**WHAT YOU NEED TO DO**
Search the data for the word "color" and copy every line that contains it.

**GIVEN RECORDS**

- - - - -

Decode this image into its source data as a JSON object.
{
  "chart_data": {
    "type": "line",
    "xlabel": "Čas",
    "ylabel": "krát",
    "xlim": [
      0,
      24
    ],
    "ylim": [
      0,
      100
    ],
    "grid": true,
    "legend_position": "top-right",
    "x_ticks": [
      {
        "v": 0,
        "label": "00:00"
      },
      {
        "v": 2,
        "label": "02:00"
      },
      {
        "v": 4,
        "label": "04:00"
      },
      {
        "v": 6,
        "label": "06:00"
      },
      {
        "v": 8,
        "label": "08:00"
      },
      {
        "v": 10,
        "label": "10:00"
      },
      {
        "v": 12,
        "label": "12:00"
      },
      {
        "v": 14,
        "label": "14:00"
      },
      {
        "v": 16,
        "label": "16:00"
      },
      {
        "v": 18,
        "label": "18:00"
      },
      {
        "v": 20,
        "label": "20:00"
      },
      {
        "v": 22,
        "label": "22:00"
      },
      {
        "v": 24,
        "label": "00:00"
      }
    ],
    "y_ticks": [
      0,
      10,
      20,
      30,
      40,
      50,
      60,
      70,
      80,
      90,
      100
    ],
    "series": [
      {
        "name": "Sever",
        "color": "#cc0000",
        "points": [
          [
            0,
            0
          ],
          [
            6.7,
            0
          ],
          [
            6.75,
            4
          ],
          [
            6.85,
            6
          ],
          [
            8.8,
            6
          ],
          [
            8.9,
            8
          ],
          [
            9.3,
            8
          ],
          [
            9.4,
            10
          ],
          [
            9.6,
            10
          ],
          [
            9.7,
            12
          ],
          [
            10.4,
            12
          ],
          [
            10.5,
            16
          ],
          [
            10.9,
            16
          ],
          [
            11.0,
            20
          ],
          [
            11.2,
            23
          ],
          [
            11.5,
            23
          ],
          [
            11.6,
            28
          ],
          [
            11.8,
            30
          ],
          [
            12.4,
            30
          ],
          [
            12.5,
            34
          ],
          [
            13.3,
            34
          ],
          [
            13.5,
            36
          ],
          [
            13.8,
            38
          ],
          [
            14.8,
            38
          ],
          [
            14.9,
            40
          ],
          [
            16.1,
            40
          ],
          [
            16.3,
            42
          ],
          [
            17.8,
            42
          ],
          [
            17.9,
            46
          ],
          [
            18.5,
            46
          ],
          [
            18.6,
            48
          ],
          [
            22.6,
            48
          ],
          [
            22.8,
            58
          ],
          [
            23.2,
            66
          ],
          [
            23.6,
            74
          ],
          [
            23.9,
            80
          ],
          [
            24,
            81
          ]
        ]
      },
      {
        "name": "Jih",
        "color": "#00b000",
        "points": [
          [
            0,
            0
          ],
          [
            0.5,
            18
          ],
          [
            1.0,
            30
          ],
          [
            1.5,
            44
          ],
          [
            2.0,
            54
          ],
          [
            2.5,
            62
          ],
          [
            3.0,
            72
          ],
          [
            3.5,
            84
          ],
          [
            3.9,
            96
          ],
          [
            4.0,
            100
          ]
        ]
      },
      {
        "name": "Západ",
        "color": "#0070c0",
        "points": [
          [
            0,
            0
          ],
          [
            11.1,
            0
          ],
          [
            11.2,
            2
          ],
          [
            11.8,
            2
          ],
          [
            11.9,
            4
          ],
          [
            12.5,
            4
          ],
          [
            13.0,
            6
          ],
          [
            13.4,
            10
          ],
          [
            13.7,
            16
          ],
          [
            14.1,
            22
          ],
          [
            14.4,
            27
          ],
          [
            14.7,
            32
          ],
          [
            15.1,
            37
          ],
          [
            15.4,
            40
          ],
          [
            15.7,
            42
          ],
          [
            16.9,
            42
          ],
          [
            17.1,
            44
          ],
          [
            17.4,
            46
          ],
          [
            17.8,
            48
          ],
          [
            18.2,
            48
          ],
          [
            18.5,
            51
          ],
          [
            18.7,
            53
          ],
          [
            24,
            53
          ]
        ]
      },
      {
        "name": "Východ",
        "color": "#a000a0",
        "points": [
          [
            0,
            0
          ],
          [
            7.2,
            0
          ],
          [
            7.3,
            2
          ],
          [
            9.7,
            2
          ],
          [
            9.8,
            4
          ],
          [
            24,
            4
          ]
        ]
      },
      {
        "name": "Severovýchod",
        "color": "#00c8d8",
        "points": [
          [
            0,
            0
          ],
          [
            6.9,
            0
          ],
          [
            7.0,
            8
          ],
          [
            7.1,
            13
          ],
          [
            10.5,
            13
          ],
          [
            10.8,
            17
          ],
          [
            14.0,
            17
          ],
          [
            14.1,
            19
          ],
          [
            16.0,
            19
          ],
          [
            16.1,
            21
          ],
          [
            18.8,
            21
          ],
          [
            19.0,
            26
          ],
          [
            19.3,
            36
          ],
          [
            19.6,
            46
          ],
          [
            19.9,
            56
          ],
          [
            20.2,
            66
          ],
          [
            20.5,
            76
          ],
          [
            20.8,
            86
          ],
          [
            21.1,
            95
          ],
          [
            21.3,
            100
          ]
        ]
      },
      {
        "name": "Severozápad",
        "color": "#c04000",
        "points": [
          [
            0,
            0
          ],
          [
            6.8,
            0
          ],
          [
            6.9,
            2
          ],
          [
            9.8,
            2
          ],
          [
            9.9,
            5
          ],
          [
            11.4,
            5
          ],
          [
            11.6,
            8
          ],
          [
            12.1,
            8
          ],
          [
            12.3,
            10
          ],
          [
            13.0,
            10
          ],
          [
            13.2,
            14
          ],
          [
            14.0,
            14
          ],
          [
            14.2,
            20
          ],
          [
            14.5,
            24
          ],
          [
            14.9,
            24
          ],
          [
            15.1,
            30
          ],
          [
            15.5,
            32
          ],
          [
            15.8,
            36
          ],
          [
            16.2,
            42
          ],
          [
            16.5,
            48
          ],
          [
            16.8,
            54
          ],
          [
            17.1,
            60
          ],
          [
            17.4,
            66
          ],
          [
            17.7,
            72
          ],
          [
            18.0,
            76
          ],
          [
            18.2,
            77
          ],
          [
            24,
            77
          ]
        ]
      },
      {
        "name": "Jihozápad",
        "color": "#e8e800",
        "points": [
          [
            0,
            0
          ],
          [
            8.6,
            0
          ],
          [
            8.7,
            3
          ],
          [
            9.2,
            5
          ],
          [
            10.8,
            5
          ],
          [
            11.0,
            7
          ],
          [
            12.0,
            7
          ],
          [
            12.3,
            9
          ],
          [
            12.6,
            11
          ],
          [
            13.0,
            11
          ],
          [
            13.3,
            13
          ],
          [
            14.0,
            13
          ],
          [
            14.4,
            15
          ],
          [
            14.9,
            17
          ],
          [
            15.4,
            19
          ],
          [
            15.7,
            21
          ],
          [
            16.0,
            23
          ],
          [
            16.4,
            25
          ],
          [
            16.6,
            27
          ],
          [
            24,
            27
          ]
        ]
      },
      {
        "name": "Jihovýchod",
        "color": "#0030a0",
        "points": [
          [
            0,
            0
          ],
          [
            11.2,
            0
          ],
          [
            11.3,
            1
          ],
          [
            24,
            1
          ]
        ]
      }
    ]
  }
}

- - - - -

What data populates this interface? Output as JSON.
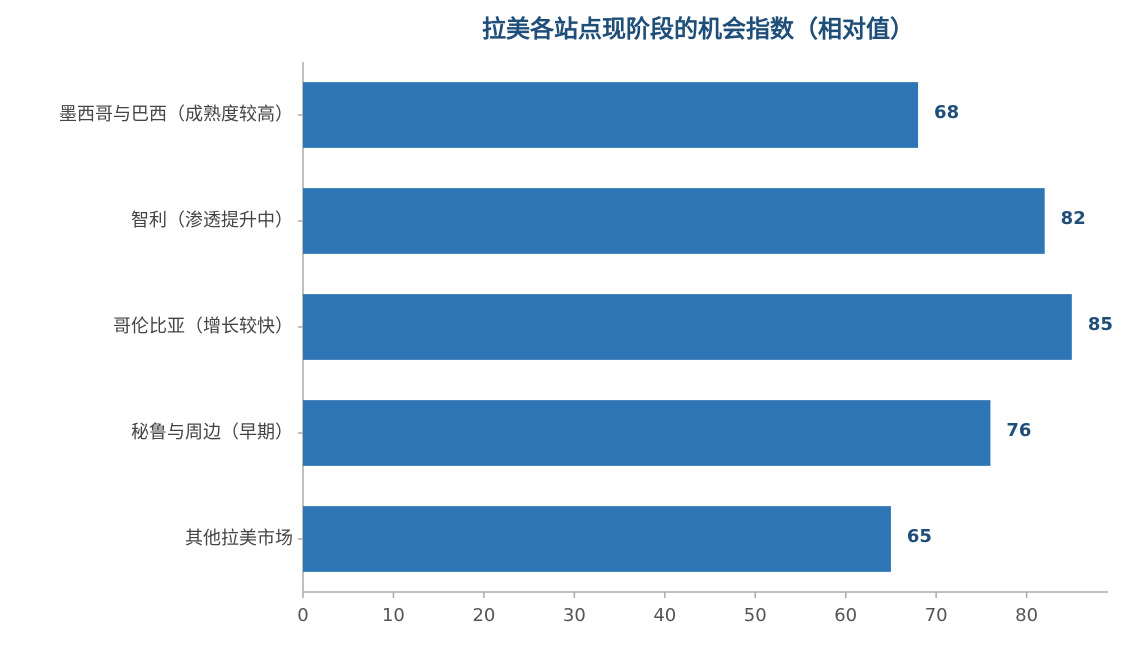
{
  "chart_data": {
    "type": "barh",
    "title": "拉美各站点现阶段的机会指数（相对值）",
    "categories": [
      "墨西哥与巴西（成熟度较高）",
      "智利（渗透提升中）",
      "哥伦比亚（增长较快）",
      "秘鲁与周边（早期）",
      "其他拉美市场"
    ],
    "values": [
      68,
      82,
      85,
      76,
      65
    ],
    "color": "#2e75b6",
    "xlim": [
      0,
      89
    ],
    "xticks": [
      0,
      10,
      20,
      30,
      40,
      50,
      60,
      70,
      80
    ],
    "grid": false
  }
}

- - - - -

**FINAL ANSWER**
        "color": "#cc0000",
        "color": "#00b000",
        "color": "#0070c0",
        "color": "#a000a0",
        "color": "#00c8d8",
        "color": "#c04000",
        "color": "#e8e800",
        "color": "#0030a0",
    "color": "#2e75b6",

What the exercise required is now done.